Dataset entries on figures
▼
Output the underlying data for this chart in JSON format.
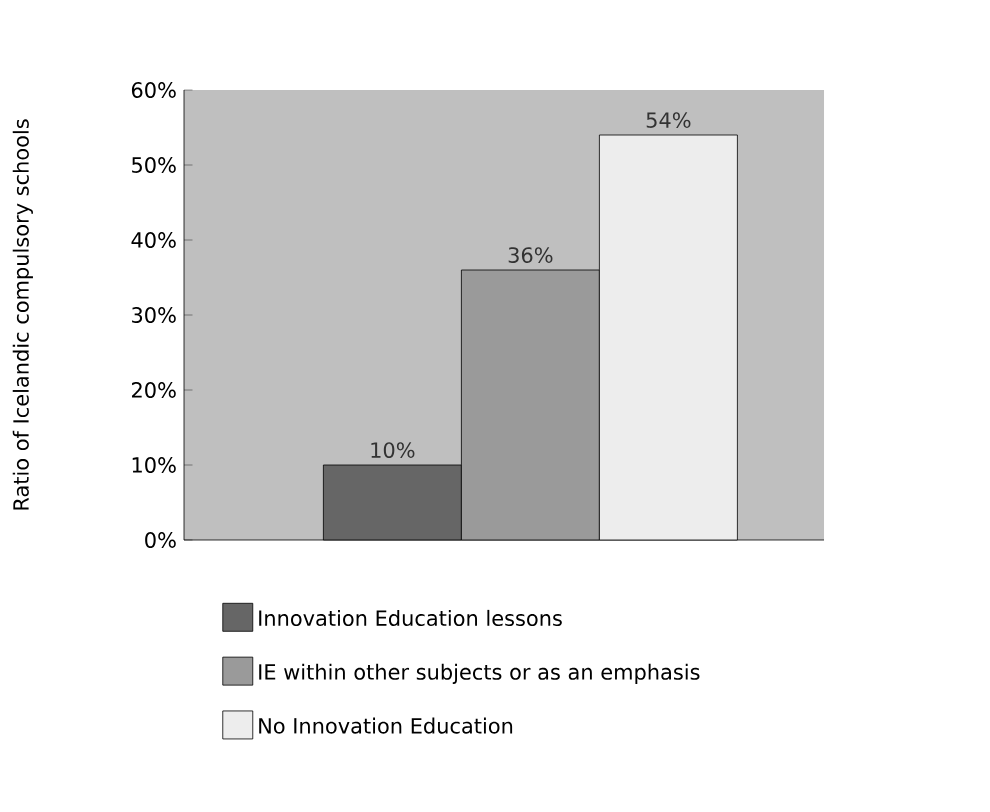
{
  "chart_data": {
    "type": "bar",
    "ylabel": "Ratio of Icelandic compulsory schools",
    "categories": [
      null
    ],
    "series": [
      {
        "name": "Innovation Education lessons",
        "color": "#666666",
        "values": [
          10
        ],
        "value_labels": [
          "10%"
        ]
      },
      {
        "name": "IE within other subjects or as an emphasis",
        "color": "#9a9a9a",
        "values": [
          36
        ],
        "value_labels": [
          "36%"
        ]
      },
      {
        "name": "No Innovation Education",
        "color": "#ededed",
        "values": [
          54
        ],
        "value_labels": [
          "54%"
        ]
      }
    ],
    "ylim": [
      0,
      60
    ],
    "yticks": [
      {
        "value": 0,
        "label": "0%"
      },
      {
        "value": 10,
        "label": "10%"
      },
      {
        "value": 20,
        "label": "20%"
      },
      {
        "value": 30,
        "label": "30%"
      },
      {
        "value": 40,
        "label": "40%"
      },
      {
        "value": 50,
        "label": "50%"
      },
      {
        "value": 60,
        "label": "60%"
      }
    ],
    "legend": "bottom"
  }
}
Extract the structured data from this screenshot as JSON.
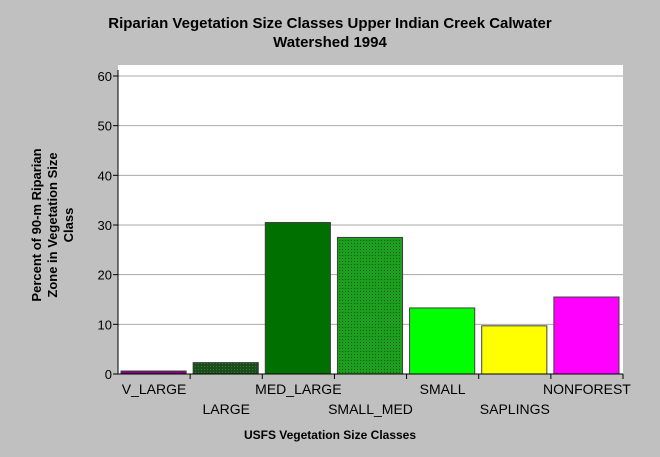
{
  "chart_data": {
    "type": "bar",
    "title_lines": [
      "Riparian Vegetation Size Classes Upper Indian Creek Calwater",
      "Watershed 1994"
    ],
    "xlabel": "USFS Vegetation Size Classes",
    "ylabel_lines": [
      "Percent of 90-m Riparian",
      "Zone in Vegetation Size",
      "Class"
    ],
    "ylim": [
      0,
      60
    ],
    "yticks": [
      0,
      10,
      20,
      30,
      40,
      50,
      60
    ],
    "grid": true,
    "categories": [
      "V_LARGE",
      "LARGE",
      "MED_LARGE",
      "SMALL_MED",
      "SMALL",
      "SAPLINGS",
      "NONFOREST"
    ],
    "values": [
      0.6,
      2.3,
      30.5,
      27.5,
      13.3,
      9.7,
      15.5
    ],
    "colors": [
      "#800080",
      "#1a4d1a",
      "#007000",
      "#1e9e1e",
      "#00ff00",
      "#ffff00",
      "#ff00ff"
    ]
  }
}
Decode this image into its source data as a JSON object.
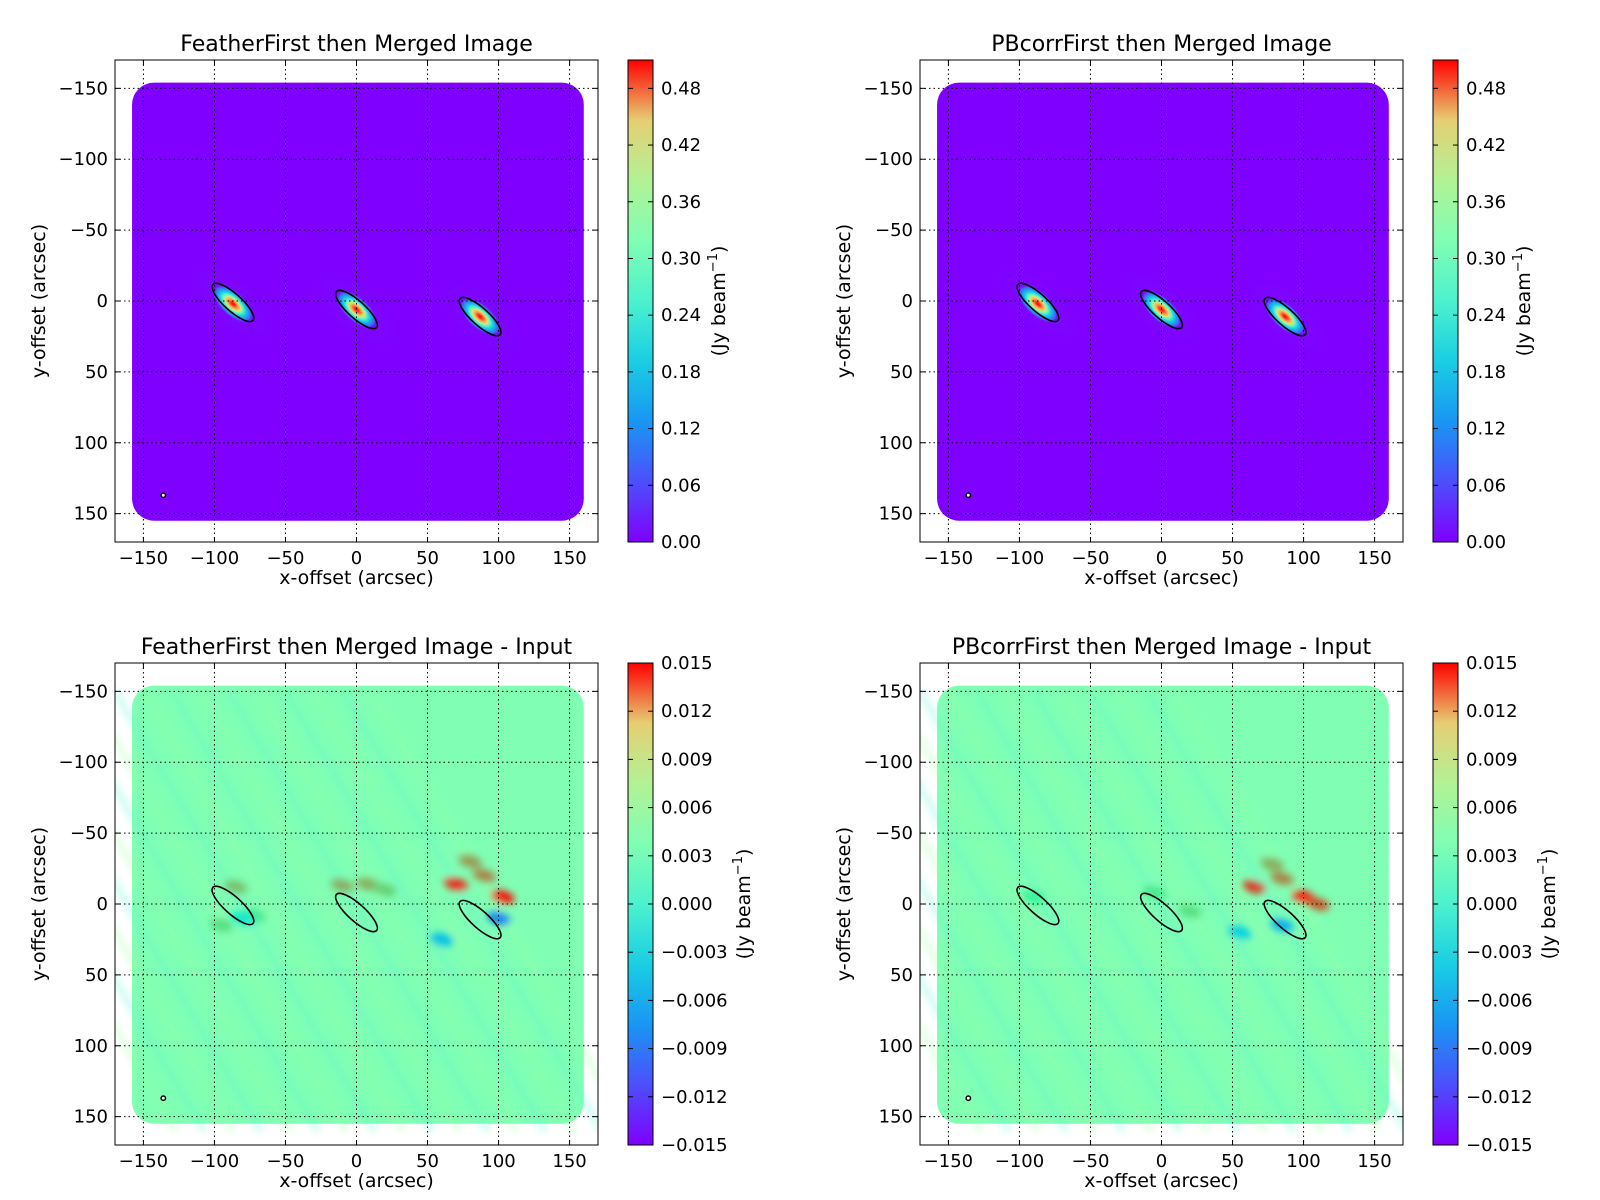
{
  "chart_data": [
    {
      "type": "heatmap",
      "title": "FeatherFirst then Merged Image",
      "xlabel": "x-offset (arcsec)",
      "ylabel": "y-offset (arcsec)",
      "xlim": [
        -170,
        170
      ],
      "ylim": [
        170,
        -170
      ],
      "x_ticks": [
        -150,
        -100,
        -50,
        0,
        50,
        100,
        150
      ],
      "y_ticks": [
        -150,
        -100,
        -50,
        0,
        50,
        100,
        150
      ],
      "grid": true,
      "colormap": "rainbow",
      "colorbar": {
        "label_main": "(Jy beam",
        "label_sup": "−1",
        "label_end": ")",
        "vmin": 0.0,
        "vmax": 0.51,
        "ticks": [
          0.0,
          0.06,
          0.12,
          0.18,
          0.24,
          0.3,
          0.36,
          0.42,
          0.48
        ],
        "tick_labels": [
          "0.00",
          "0.06",
          "0.12",
          "0.18",
          "0.24",
          "0.30",
          "0.36",
          "0.42",
          "0.48"
        ]
      },
      "sources": [
        {
          "x": -87,
          "y": 2,
          "peak": 0.5
        },
        {
          "x": 0,
          "y": 6,
          "peak": 0.5
        },
        {
          "x": 87,
          "y": 11,
          "peak": 0.5
        }
      ],
      "ellipses": [
        {
          "x": -87,
          "y": 1,
          "major": 38,
          "minor": 12,
          "angle_deg": 42
        },
        {
          "x": 0,
          "y": 6,
          "major": 38,
          "minor": 12,
          "angle_deg": 42
        },
        {
          "x": 87,
          "y": 11,
          "major": 38,
          "minor": 12,
          "angle_deg": 42
        }
      ],
      "beam": {
        "x": -136,
        "y": 137,
        "radius": 1.5
      },
      "colors": {
        "background": "#7f00ff",
        "ellipse": "#000000"
      }
    },
    {
      "type": "heatmap",
      "title": "PBcorrFirst then Merged Image",
      "xlabel": "x-offset (arcsec)",
      "ylabel": "y-offset (arcsec)",
      "xlim": [
        -170,
        170
      ],
      "ylim": [
        170,
        -170
      ],
      "x_ticks": [
        -150,
        -100,
        -50,
        0,
        50,
        100,
        150
      ],
      "y_ticks": [
        -150,
        -100,
        -50,
        0,
        50,
        100,
        150
      ],
      "grid": true,
      "colormap": "rainbow",
      "colorbar": {
        "label_main": "(Jy beam",
        "label_sup": "−1",
        "label_end": ")",
        "vmin": 0.0,
        "vmax": 0.51,
        "ticks": [
          0.0,
          0.06,
          0.12,
          0.18,
          0.24,
          0.3,
          0.36,
          0.42,
          0.48
        ],
        "tick_labels": [
          "0.00",
          "0.06",
          "0.12",
          "0.18",
          "0.24",
          "0.30",
          "0.36",
          "0.42",
          "0.48"
        ]
      },
      "sources": [
        {
          "x": -87,
          "y": 2,
          "peak": 0.5
        },
        {
          "x": 0,
          "y": 6,
          "peak": 0.5
        },
        {
          "x": 87,
          "y": 11,
          "peak": 0.5
        }
      ],
      "ellipses": [
        {
          "x": -87,
          "y": 1,
          "major": 38,
          "minor": 12,
          "angle_deg": 42
        },
        {
          "x": 0,
          "y": 6,
          "major": 38,
          "minor": 12,
          "angle_deg": 42
        },
        {
          "x": 87,
          "y": 11,
          "major": 38,
          "minor": 12,
          "angle_deg": 42
        }
      ],
      "beam": {
        "x": -136,
        "y": 137,
        "radius": 1.5
      },
      "colors": {
        "background": "#7f00ff",
        "ellipse": "#000000"
      }
    },
    {
      "type": "heatmap",
      "title": "FeatherFirst then Merged Image - Input",
      "xlabel": "x-offset (arcsec)",
      "ylabel": "y-offset (arcsec)",
      "xlim": [
        -170,
        170
      ],
      "ylim": [
        170,
        -170
      ],
      "x_ticks": [
        -150,
        -100,
        -50,
        0,
        50,
        100,
        150
      ],
      "y_ticks": [
        -150,
        -100,
        -50,
        0,
        50,
        100,
        150
      ],
      "grid": true,
      "colormap": "rainbow",
      "colorbar": {
        "label_main": "(Jy beam",
        "label_sup": "−1",
        "label_end": ")",
        "vmin": -0.015,
        "vmax": 0.015,
        "ticks": [
          -0.015,
          -0.012,
          -0.009,
          -0.006,
          -0.003,
          0.0,
          0.003,
          0.006,
          0.009,
          0.012,
          0.015
        ],
        "tick_labels": [
          "−0.015",
          "−0.012",
          "−0.009",
          "−0.006",
          "−0.003",
          "0.000",
          "0.003",
          "0.006",
          "0.009",
          "0.012",
          "0.015"
        ]
      },
      "residual_features": [
        {
          "x": -85,
          "y": -12,
          "value": 0.007
        },
        {
          "x": -95,
          "y": 15,
          "value": 0.005
        },
        {
          "x": -72,
          "y": 8,
          "value": 0.004
        },
        {
          "x": -10,
          "y": -13,
          "value": 0.008
        },
        {
          "x": 8,
          "y": -14,
          "value": 0.008
        },
        {
          "x": 20,
          "y": -10,
          "value": 0.006
        },
        {
          "x": 70,
          "y": -14,
          "value": 0.014
        },
        {
          "x": 90,
          "y": -20,
          "value": 0.01
        },
        {
          "x": 103,
          "y": -5,
          "value": 0.015
        },
        {
          "x": 80,
          "y": -30,
          "value": 0.009
        },
        {
          "x": 100,
          "y": 10,
          "value": -0.01
        },
        {
          "x": 60,
          "y": 25,
          "value": -0.007
        },
        {
          "x": -80,
          "y": 10,
          "value": -0.004
        }
      ],
      "ellipses": [
        {
          "x": -87,
          "y": 1,
          "major": 38,
          "minor": 12,
          "angle_deg": 42
        },
        {
          "x": 0,
          "y": 6,
          "major": 38,
          "minor": 12,
          "angle_deg": 42
        },
        {
          "x": 87,
          "y": 11,
          "major": 38,
          "minor": 12,
          "angle_deg": 42
        }
      ],
      "beam": {
        "x": -136,
        "y": 137,
        "radius": 1.5
      },
      "colors": {
        "background": "#80ffb4",
        "ellipse": "#000000"
      }
    },
    {
      "type": "heatmap",
      "title": "PBcorrFirst then Merged Image - Input",
      "xlabel": "x-offset (arcsec)",
      "ylabel": "y-offset (arcsec)",
      "xlim": [
        -170,
        170
      ],
      "ylim": [
        170,
        -170
      ],
      "x_ticks": [
        -150,
        -100,
        -50,
        0,
        50,
        100,
        150
      ],
      "y_ticks": [
        -150,
        -100,
        -50,
        0,
        50,
        100,
        150
      ],
      "grid": true,
      "colormap": "rainbow",
      "colorbar": {
        "label_main": "(Jy beam",
        "label_sup": "−1",
        "label_end": ")",
        "vmin": -0.015,
        "vmax": 0.015,
        "ticks": [
          -0.015,
          -0.012,
          -0.009,
          -0.006,
          -0.003,
          0.0,
          0.003,
          0.006,
          0.009,
          0.012,
          0.015
        ],
        "tick_labels": [
          "−0.015",
          "−0.012",
          "−0.009",
          "−0.006",
          "−0.003",
          "0.000",
          "0.003",
          "0.006",
          "0.009",
          "0.012",
          "0.015"
        ]
      },
      "residual_features": [
        {
          "x": -90,
          "y": -5,
          "value": 0.003
        },
        {
          "x": -5,
          "y": -8,
          "value": 0.004
        },
        {
          "x": 20,
          "y": 5,
          "value": 0.005
        },
        {
          "x": 65,
          "y": -12,
          "value": 0.013
        },
        {
          "x": 85,
          "y": -18,
          "value": 0.01
        },
        {
          "x": 100,
          "y": -5,
          "value": 0.015
        },
        {
          "x": 110,
          "y": 0,
          "value": 0.012
        },
        {
          "x": 78,
          "y": -28,
          "value": 0.008
        },
        {
          "x": 85,
          "y": 15,
          "value": -0.008
        },
        {
          "x": 55,
          "y": 20,
          "value": -0.006
        }
      ],
      "ellipses": [
        {
          "x": -87,
          "y": 1,
          "major": 38,
          "minor": 12,
          "angle_deg": 42
        },
        {
          "x": 0,
          "y": 6,
          "major": 38,
          "minor": 12,
          "angle_deg": 42
        },
        {
          "x": 87,
          "y": 11,
          "major": 38,
          "minor": 12,
          "angle_deg": 42
        }
      ],
      "beam": {
        "x": -136,
        "y": 137,
        "radius": 1.5
      },
      "colors": {
        "background": "#80ffb4",
        "ellipse": "#000000"
      }
    }
  ]
}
▲
**Problem requirements:** Look for the word "Classes" in every line of the listing and copy the lines that have it.

**Response:**
      "Riparian Vegetation Size Classes Upper Indian Creek Calwater",
    "xlabel": "USFS Vegetation Size Classes",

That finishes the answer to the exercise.